Aim of the task —
Identify each line containing the word "Text" and copy it.

# Record excerpts start

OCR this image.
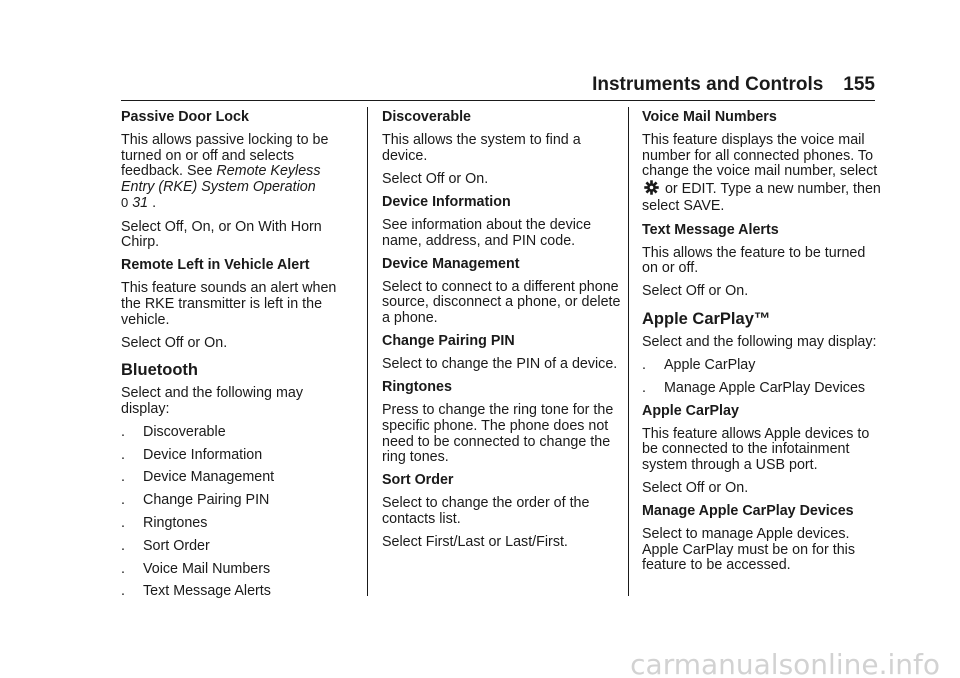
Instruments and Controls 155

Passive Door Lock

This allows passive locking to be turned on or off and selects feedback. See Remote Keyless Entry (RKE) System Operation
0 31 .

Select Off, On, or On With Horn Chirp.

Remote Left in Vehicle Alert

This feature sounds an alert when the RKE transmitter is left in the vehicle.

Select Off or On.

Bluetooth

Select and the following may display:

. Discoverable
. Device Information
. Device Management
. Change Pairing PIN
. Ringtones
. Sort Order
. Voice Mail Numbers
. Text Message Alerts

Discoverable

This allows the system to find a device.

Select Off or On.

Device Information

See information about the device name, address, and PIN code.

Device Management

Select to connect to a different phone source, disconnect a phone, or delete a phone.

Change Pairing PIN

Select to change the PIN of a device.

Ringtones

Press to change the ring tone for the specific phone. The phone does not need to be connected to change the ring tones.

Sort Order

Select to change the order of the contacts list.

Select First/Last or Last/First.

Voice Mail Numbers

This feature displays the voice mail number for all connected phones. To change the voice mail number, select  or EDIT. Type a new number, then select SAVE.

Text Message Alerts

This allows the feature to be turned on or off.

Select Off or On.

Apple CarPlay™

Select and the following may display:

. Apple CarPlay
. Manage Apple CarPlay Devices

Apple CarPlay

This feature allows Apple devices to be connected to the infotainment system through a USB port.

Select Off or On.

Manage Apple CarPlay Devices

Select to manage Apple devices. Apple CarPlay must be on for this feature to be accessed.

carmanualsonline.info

# Record excerpts end

Answer for the task —
. Text Message Alerts
Text Message Alerts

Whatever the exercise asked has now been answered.